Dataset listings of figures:
## START
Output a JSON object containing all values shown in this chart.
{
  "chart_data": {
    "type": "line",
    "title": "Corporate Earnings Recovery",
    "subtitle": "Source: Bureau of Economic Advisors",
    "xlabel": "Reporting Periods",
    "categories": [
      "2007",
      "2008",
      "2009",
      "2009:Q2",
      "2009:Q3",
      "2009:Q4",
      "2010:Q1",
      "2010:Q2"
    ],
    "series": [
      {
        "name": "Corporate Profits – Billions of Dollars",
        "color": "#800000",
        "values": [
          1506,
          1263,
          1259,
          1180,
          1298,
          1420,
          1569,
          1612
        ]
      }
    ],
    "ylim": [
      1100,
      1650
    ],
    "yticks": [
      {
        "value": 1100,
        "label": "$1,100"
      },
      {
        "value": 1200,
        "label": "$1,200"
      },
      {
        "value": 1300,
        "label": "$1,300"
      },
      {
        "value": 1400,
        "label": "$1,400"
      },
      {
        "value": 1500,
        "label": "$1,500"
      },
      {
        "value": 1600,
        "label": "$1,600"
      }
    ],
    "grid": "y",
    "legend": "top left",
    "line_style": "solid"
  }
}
## END
*Exercise objective:*
Work out how many lines of the data hold the string "values". Reply with that number alone.

*Solution to this problem:*
2